- [Problem description]
Please repeat all of the listing exactly.

- [Records for the exercise]

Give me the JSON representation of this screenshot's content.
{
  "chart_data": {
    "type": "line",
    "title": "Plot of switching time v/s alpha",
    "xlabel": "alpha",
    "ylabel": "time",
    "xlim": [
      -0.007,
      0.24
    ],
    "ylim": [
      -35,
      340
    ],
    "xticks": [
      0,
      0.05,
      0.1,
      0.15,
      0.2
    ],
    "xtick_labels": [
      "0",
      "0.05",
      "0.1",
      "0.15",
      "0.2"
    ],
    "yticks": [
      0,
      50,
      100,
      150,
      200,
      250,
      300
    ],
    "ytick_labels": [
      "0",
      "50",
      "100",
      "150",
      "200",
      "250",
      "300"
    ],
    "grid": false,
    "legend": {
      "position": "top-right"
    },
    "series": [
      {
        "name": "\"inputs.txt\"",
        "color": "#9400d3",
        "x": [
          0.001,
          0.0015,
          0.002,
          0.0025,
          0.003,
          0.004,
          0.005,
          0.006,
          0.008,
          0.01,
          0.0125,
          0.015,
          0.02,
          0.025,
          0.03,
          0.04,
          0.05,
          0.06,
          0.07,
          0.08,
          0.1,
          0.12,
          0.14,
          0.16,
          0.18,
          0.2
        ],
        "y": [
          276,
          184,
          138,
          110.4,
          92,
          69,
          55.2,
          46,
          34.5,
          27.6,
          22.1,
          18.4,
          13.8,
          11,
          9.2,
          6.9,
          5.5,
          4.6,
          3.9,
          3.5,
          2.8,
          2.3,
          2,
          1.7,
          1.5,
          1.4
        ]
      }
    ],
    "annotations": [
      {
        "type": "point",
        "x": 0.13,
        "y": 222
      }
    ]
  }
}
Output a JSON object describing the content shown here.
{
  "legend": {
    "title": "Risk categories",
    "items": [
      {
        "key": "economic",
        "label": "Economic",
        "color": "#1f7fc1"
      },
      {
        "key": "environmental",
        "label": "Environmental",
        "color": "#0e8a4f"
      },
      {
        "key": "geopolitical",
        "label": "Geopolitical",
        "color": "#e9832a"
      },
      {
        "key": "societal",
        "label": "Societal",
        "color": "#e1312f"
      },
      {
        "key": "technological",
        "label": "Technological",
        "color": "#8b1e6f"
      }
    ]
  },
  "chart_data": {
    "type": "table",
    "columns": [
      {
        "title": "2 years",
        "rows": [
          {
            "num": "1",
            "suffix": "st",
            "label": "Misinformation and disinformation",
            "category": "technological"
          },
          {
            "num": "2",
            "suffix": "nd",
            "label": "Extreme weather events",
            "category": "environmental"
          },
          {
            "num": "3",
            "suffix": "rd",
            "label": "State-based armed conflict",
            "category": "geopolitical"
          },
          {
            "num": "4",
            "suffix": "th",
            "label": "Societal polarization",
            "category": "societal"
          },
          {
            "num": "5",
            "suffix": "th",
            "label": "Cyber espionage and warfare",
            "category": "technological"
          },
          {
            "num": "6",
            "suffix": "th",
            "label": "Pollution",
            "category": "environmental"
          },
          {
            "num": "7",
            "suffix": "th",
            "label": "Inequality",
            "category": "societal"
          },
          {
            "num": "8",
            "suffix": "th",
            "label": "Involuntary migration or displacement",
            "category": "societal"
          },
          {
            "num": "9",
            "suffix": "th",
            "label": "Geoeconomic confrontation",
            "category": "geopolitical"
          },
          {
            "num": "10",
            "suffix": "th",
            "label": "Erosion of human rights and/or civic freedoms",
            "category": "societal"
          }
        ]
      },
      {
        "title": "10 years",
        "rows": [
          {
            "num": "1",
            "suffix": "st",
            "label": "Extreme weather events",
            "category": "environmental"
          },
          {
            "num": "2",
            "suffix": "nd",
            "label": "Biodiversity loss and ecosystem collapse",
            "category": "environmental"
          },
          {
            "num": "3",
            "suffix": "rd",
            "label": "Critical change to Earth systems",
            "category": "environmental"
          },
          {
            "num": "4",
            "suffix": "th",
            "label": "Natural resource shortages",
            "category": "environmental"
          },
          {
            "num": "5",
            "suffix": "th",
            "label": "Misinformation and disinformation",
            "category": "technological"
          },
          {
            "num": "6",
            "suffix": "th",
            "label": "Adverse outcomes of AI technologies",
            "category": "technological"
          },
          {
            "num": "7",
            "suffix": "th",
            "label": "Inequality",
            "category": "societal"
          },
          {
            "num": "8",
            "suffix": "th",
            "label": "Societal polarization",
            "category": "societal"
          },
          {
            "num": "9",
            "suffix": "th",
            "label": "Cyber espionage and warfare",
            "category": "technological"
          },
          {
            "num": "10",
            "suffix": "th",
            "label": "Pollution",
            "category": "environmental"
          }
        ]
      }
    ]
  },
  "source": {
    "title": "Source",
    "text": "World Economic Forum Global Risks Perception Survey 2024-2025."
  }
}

- [Complete response]
Give me the JSON representation of this screenshot's content.
{
  "chart_data": {
    "type": "line",
    "title": "Plot of switching time v/s alpha",
    "xlabel": "alpha",
    "ylabel": "time",
    "xlim": [
      -0.007,
      0.24
    ],
    "ylim": [
      -35,
      340
    ],
    "xticks": [
      0,
      0.05,
      0.1,
      0.15,
      0.2
    ],
    "xtick_labels": [
      "0",
      "0.05",
      "0.1",
      "0.15",
      "0.2"
    ],
    "yticks": [
      0,
      50,
      100,
      150,
      200,
      250,
      300
    ],
    "ytick_labels": [
      "0",
      "50",
      "100",
      "150",
      "200",
      "250",
      "300"
    ],
    "grid": false,
    "legend": {
      "position": "top-right"
    },
    "series": [
      {
        "name": "\"inputs.txt\"",
        "color": "#9400d3",
        "x": [
          0.001,
          0.0015,
          0.002,
          0.0025,
          0.003,
          0.004,
          0.005,
          0.006,
          0.008,
          0.01,
          0.0125,
          0.015,
          0.02,
          0.025,
          0.03,
          0.04,
          0.05,
          0.06,
          0.07,
          0.08,
          0.1,
          0.12,
          0.14,
          0.16,
          0.18,
          0.2
        ],
        "y": [
          276,
          184,
          138,
          110.4,
          92,
          69,
          55.2,
          46,
          34.5,
          27.6,
          22.1,
          18.4,
          13.8,
          11,
          9.2,
          6.9,
          5.5,
          4.6,
          3.9,
          3.5,
          2.8,
          2.3,
          2,
          1.7,
          1.5,
          1.4
        ]
      }
    ],
    "annotations": [
      {
        "type": "point",
        "x": 0.13,
        "y": 222
      }
    ]
  }
}
Output a JSON object describing the content shown here.
{
  "legend": {
    "title": "Risk categories",
    "items": [
      {
        "key": "economic",
        "label": "Economic",
        "color": "#1f7fc1"
      },
      {
        "key": "environmental",
        "label": "Environmental",
        "color": "#0e8a4f"
      },
      {
        "key": "geopolitical",
        "label": "Geopolitical",
        "color": "#e9832a"
      },
      {
        "key": "societal",
        "label": "Societal",
        "color": "#e1312f"
      },
      {
        "key": "technological",
        "label": "Technological",
        "color": "#8b1e6f"
      }
    ]
  },
  "chart_data": {
    "type": "table",
    "columns": [
      {
        "title": "2 years",
        "rows": [
          {
            "num": "1",
            "suffix": "st",
            "label": "Misinformation and disinformation",
            "category": "technological"
          },
          {
            "num": "2",
            "suffix": "nd",
            "label": "Extreme weather events",
            "category": "environmental"
          },
          {
            "num": "3",
            "suffix": "rd",
            "label": "State-based armed conflict",
            "category": "geopolitical"
          },
          {
            "num": "4",
            "suffix": "th",
            "label": "Societal polarization",
            "category": "societal"
          },
          {
            "num": "5",
            "suffix": "th",
            "label": "Cyber espionage and warfare",
            "category": "technological"
          },
          {
            "num": "6",
            "suffix": "th",
            "label": "Pollution",
            "category": "environmental"
          },
          {
            "num": "7",
            "suffix": "th",
            "label": "Inequality",
            "category": "societal"
          },
          {
            "num": "8",
            "suffix": "th",
            "label": "Involuntary migration or displacement",
            "category": "societal"
          },
          {
            "num": "9",
            "suffix": "th",
            "label": "Geoeconomic confrontation",
            "category": "geopolitical"
          },
          {
            "num": "10",
            "suffix": "th",
            "label": "Erosion of human rights and/or civic freedoms",
            "category": "societal"
          }
        ]
      },
      {
        "title": "10 years",
        "rows": [
          {
            "num": "1",
            "suffix": "st",
            "label": "Extreme weather events",
            "category": "environmental"
          },
          {
            "num": "2",
            "suffix": "nd",
            "label": "Biodiversity loss and ecosystem collapse",
            "category": "environmental"
          },
          {
            "num": "3",
            "suffix": "rd",
            "label": "Critical change to Earth systems",
            "category": "environmental"
          },
          {
            "num": "4",
            "suffix": "th",
            "label": "Natural resource shortages",
            "category": "environmental"
          },
          {
            "num": "5",
            "suffix": "th",
            "label": "Misinformation and disinformation",
            "category": "technological"
          },
          {
            "num": "6",
            "suffix": "th",
            "label": "Adverse outcomes of AI technologies",
            "category": "technological"
          },
          {
            "num": "7",
            "suffix": "th",
            "label": "Inequality",
            "category": "societal"
          },
          {
            "num": "8",
            "suffix": "th",
            "label": "Societal polarization",
            "category": "societal"
          },
          {
            "num": "9",
            "suffix": "th",
            "label": "Cyber espionage and warfare",
            "category": "technological"
          },
          {
            "num": "10",
            "suffix": "th",
            "label": "Pollution",
            "category": "environmental"
          }
        ]
      }
    ]
  },
  "source": {
    "title": "Source",
    "text": "World Economic Forum Global Risks Perception Survey 2024-2025."
  }
}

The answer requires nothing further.